To do:
Write out every entry, unchanged. Skip any picture.

- - -

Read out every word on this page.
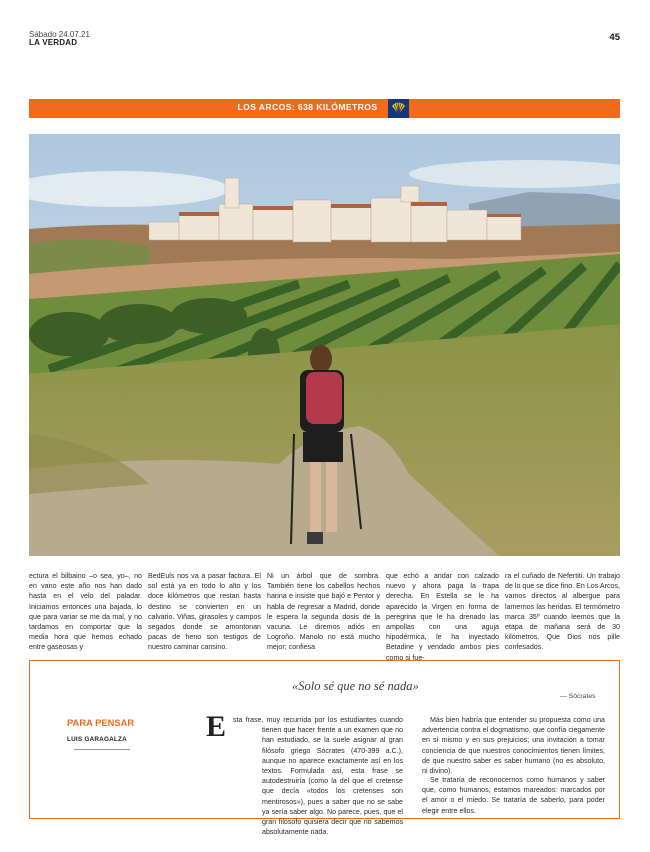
Sábado 24.07.21
LA VERDAD	45
LOS ARCOS: 638 KILÓMETROS
ectura el bilbaino –o sea, yo–, no en vano este año nos han dado hasta en el velo del paladar. Iniciamos entonces una bajada, lo que para variar se me da mal, y no tardamos en comportar que la media hora que hemos echado entre gaseosas y
BedEuls nos va a pasar factura. El sol está ya en todo lo alto y los doce kilómetros que restan hasta destino se convierten en un calvario. Viñas, girasoles y campos segados donde se amontonan pacas de heno son testigos de nuestro caminar cansino.
Ni un árbol que de sombra. También tiene los cabellos hechos harina e insiste que bajó e Pentor y habla de regresar a Madrid, donde le espera la segunda dosis de la vacuna. Le diremos adiós en Logroño. Manolo no está mucho mejor; confiesa
que echó a andar con calzado nuevo y ahora paga la trapa derecha. En Estella se le ha aparecido la Virgen en forma de peregrina que le ha drenado las ampollas con una aguja hipodérmica, le ha inyectado Betadine y vendado ambos pies como si fue-
ra el cuñado de Nefertiti. Un trabajo de lo que se dice fino. En Los Arcos, vamos directos al albergue para lamernos las heridas. El termómetro marca 35º cuando leemos que la etapa de mañana será de 30 kilómetros. Que Dios nos pille confesados.
«Solo sé que no sé nada»
— Sócrates
PARA PENSAR
LUIS GARAGALZA	E sta frase, muy recurrida por los estudiantes cuando tienen que hacer frente a un examen que no han estudiado, se la suele asignar al gran filósofo griego Sócrates (470-399 a.C.), aunque no aparece exactamente así en los textos. Formulada así, esta frase se autodestruiría (como la del que el cretense que decía «todos los cretenses son mentirosos»), pues a saber que no se sabe ya sería saber algo. No parece, pues, que el gran filósofo quisiera decir que no sabemos absolutamente nada.
Más bien habría que entender su propuesta como una advertencia contra el dogmatismo, que confía ciegamente en sí mismo y en sus prejuicios; una invitación a tomar conciencia de que nuestros conocimientos tienen límites, de que nuestro saber es saber humano (no es absoluto, ni divino).
Se trataría de reconocernos como humanos y saber que, como humanos, estamos mareados: marcados por el amor o el miedo. Se trataría de saberlo, para poder elegir entre ellos.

- - -

Response to this exercise:
Read out every word on this page.
Sábado 24.07.21
LA VERDAD	45
LOS ARCOS: 638 KILÓMETROS
ectura el bilbaino –o sea, yo–, no en vano este año nos han dado hasta en el velo del paladar. Iniciamos entonces una bajada, lo que para variar se me da mal, y no tardamos en comportar que la media hora que hemos echado entre gaseosas y
BedEuls nos va a pasar factura. El sol está ya en todo lo alto y los doce kilómetros que restan hasta destino se convierten en un calvario. Viñas, girasoles y campos segados donde se amontonan pacas de heno son testigos de nuestro caminar cansino.
Ni un árbol que de sombra. También tiene los cabellos hechos harina e insiste que bajó e Pentor y habla de regresar a Madrid, donde le espera la segunda dosis de la vacuna. Le diremos adiós en Logroño. Manolo no está mucho mejor; confiesa
que echó a andar con calzado nuevo y ahora paga la trapa derecha. En Estella se le ha aparecido la Virgen en forma de peregrina que le ha drenado las ampollas con una aguja hipodérmica, le ha inyectado Betadine y vendado ambos pies como si fue-
ra el cuñado de Nefertiti. Un trabajo de lo que se dice fino. En Los Arcos, vamos directos al albergue para lamernos las heridas. El termómetro marca 35º cuando leemos que la etapa de mañana será de 30 kilómetros. Que Dios nos pille confesados.
«Solo sé que no sé nada»
— Sócrates
PARA PENSAR
LUIS GARAGALZA	E sta frase, muy recurrida por los estudiantes cuando tienen que hacer frente a un examen que no han estudiado, se la suele asignar al gran filósofo griego Sócrates (470-399 a.C.), aunque no aparece exactamente así en los textos. Formulada así, esta frase se autodestruiría (como la del que el cretense que decía «todos los cretenses son mentirosos»), pues a saber que no se sabe ya sería saber algo. No parece, pues, que el gran filósofo quisiera decir que no sabemos absolutamente nada.
Más bien habría que entender su propuesta como una advertencia contra el dogmatismo, que confía ciegamente en sí mismo y en sus prejuicios; una invitación a tomar conciencia de que nuestros conocimientos tienen límites, de que nuestro saber es saber humano (no es absoluto, ni divino).
Se trataría de reconocernos como humanos y saber que, como humanos, estamos mareados: marcados por el amor o el miedo. Se trataría de saberlo, para poder elegir entre ellos.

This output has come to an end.